_Your goal_: Repeat the whole listing exactly as written.

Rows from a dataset
— START —
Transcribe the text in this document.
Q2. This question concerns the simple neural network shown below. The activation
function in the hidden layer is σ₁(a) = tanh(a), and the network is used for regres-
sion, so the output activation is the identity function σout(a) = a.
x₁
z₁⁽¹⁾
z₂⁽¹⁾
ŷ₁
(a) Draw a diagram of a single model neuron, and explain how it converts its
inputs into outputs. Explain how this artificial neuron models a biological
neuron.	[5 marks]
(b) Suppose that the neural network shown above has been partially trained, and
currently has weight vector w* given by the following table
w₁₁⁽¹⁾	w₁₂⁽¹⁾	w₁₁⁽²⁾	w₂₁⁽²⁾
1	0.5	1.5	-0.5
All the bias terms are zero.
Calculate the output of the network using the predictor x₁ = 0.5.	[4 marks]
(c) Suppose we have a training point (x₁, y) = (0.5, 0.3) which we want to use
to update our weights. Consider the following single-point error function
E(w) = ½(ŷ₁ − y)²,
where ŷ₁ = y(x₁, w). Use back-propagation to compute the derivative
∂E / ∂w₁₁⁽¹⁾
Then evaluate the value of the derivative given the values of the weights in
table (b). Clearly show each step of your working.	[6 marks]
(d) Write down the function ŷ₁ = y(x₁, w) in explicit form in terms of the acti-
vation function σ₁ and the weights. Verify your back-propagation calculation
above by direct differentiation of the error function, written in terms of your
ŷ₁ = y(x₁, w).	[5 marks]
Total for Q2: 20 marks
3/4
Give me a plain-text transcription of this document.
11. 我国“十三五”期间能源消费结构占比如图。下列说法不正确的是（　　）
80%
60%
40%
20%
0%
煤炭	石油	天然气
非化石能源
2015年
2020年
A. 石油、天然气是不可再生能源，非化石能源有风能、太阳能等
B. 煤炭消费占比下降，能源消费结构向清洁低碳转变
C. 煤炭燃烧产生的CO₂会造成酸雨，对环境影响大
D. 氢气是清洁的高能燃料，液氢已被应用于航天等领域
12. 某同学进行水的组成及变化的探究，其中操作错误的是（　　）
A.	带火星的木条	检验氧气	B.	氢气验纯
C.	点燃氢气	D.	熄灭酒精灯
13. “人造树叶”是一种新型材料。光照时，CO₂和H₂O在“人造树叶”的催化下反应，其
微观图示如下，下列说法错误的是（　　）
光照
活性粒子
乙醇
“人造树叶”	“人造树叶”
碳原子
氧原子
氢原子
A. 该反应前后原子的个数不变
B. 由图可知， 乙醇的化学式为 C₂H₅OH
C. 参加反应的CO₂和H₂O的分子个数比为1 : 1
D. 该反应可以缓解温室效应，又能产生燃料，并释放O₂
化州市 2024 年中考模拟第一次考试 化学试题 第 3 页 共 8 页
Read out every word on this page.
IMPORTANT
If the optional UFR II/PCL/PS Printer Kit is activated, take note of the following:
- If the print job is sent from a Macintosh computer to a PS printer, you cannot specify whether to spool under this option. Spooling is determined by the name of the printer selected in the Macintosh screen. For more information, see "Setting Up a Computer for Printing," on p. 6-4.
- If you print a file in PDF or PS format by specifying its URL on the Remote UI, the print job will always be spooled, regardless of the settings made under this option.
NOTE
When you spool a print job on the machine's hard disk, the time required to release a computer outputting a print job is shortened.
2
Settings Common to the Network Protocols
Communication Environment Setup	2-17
— END —
_Correct response_:
Transcribe the text in this document.
Q2. This question concerns the simple neural network shown below. The activation
function in the hidden layer is σ₁(a) = tanh(a), and the network is used for regres-
sion, so the output activation is the identity function σout(a) = a.
x₁
z₁⁽¹⁾
z₂⁽¹⁾
ŷ₁
(a) Draw a diagram of a single model neuron, and explain how it converts its
inputs into outputs. Explain how this artificial neuron models a biological
neuron.	[5 marks]
(b) Suppose that the neural network shown above has been partially trained, and
currently has weight vector w* given by the following table
w₁₁⁽¹⁾	w₁₂⁽¹⁾	w₁₁⁽²⁾	w₂₁⁽²⁾
1	0.5	1.5	-0.5
All the bias terms are zero.
Calculate the output of the network using the predictor x₁ = 0.5.	[4 marks]
(c) Suppose we have a training point (x₁, y) = (0.5, 0.3) which we want to use
to update our weights. Consider the following single-point error function
E(w) = ½(ŷ₁ − y)²,
where ŷ₁ = y(x₁, w). Use back-propagation to compute the derivative
∂E / ∂w₁₁⁽¹⁾
Then evaluate the value of the derivative given the values of the weights in
table (b). Clearly show each step of your working.	[6 marks]
(d) Write down the function ŷ₁ = y(x₁, w) in explicit form in terms of the acti-
vation function σ₁ and the weights. Verify your back-propagation calculation
above by direct differentiation of the error function, written in terms of your
ŷ₁ = y(x₁, w).	[5 marks]
Total for Q2: 20 marks
3/4
Give me a plain-text transcription of this document.
11. 我国“十三五”期间能源消费结构占比如图。下列说法不正确的是（　　）
80%
60%
40%
20%
0%
煤炭	石油	天然气
非化石能源
2015年
2020年
A. 石油、天然气是不可再生能源，非化石能源有风能、太阳能等
B. 煤炭消费占比下降，能源消费结构向清洁低碳转变
C. 煤炭燃烧产生的CO₂会造成酸雨，对环境影响大
D. 氢气是清洁的高能燃料，液氢已被应用于航天等领域
12. 某同学进行水的组成及变化的探究，其中操作错误的是（　　）
A.	带火星的木条	检验氧气	B.	氢气验纯
C.	点燃氢气	D.	熄灭酒精灯
13. “人造树叶”是一种新型材料。光照时，CO₂和H₂O在“人造树叶”的催化下反应，其
微观图示如下，下列说法错误的是（　　）
光照
活性粒子
乙醇
“人造树叶”	“人造树叶”
碳原子
氧原子
氢原子
A. 该反应前后原子的个数不变
B. 由图可知， 乙醇的化学式为 C₂H₅OH
C. 参加反应的CO₂和H₂O的分子个数比为1 : 1
D. 该反应可以缓解温室效应，又能产生燃料，并释放O₂
化州市 2024 年中考模拟第一次考试 化学试题 第 3 页 共 8 页
Read out every word on this page.
IMPORTANT
If the optional UFR II/PCL/PS Printer Kit is activated, take note of the following:
- If the print job is sent from a Macintosh computer to a PS printer, you cannot specify whether to spool under this option. Spooling is determined by the name of the printer selected in the Macintosh screen. For more information, see "Setting Up a Computer for Printing," on p. 6-4.
- If you print a file in PDF or PS format by specifying its URL on the Remote UI, the print job will always be spooled, regardless of the settings made under this option.
NOTE
When you spool a print job on the machine's hard disk, the time required to release a computer outputting a print job is shortened.
2
Settings Common to the Network Protocols
Communication Environment Setup	2-17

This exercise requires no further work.